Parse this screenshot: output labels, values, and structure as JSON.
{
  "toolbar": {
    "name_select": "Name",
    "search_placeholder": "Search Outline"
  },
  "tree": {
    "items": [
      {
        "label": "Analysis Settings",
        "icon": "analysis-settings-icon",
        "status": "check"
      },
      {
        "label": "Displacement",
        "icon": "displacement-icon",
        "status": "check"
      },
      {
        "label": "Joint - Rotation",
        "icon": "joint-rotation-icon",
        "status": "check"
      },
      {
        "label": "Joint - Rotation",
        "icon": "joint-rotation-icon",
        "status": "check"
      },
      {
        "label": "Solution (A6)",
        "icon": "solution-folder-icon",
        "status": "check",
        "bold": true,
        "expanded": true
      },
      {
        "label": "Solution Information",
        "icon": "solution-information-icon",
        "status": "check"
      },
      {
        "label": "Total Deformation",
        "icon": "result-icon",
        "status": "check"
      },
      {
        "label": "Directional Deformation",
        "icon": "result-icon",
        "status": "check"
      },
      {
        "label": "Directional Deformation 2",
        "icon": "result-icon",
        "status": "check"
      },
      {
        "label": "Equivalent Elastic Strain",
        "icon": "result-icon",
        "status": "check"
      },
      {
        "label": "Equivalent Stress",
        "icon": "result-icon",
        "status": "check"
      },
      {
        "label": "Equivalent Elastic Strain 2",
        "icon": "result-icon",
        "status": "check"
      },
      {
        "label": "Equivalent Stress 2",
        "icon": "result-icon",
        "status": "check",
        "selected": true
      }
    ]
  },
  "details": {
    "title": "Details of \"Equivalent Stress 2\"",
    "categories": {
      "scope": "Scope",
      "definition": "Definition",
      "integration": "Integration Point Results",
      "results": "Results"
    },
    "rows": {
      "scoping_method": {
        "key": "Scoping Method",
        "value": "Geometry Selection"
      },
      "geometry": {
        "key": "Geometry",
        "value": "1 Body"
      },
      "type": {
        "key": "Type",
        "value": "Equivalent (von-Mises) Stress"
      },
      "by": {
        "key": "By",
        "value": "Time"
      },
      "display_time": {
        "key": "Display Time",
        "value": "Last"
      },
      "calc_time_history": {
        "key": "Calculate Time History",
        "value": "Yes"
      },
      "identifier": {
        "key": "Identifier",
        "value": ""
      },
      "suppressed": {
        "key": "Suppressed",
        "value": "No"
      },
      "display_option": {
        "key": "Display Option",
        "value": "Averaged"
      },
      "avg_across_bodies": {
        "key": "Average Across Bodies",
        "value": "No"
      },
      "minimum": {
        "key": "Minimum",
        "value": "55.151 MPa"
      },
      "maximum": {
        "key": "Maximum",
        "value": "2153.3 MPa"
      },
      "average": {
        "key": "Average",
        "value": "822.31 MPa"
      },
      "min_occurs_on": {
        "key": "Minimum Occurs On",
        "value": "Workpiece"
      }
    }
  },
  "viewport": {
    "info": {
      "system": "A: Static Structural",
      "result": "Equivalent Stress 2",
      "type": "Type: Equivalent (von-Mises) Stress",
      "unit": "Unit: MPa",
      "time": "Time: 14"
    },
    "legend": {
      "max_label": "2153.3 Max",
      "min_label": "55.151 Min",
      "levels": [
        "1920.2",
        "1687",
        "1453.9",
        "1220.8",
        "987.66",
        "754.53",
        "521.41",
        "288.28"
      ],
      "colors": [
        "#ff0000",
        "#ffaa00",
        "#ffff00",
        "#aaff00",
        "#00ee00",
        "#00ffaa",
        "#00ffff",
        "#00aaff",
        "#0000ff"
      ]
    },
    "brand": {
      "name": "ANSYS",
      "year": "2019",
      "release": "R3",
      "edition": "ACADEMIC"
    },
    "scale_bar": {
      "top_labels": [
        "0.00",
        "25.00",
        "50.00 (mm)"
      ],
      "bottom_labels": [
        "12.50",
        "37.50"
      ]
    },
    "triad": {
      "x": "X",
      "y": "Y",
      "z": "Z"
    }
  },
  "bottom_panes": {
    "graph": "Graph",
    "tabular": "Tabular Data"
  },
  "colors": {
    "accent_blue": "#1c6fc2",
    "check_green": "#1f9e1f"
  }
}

* **Written request**: Your reply is one number: how many lines of the records above contain the word "Directional".

* **Final answer**: 2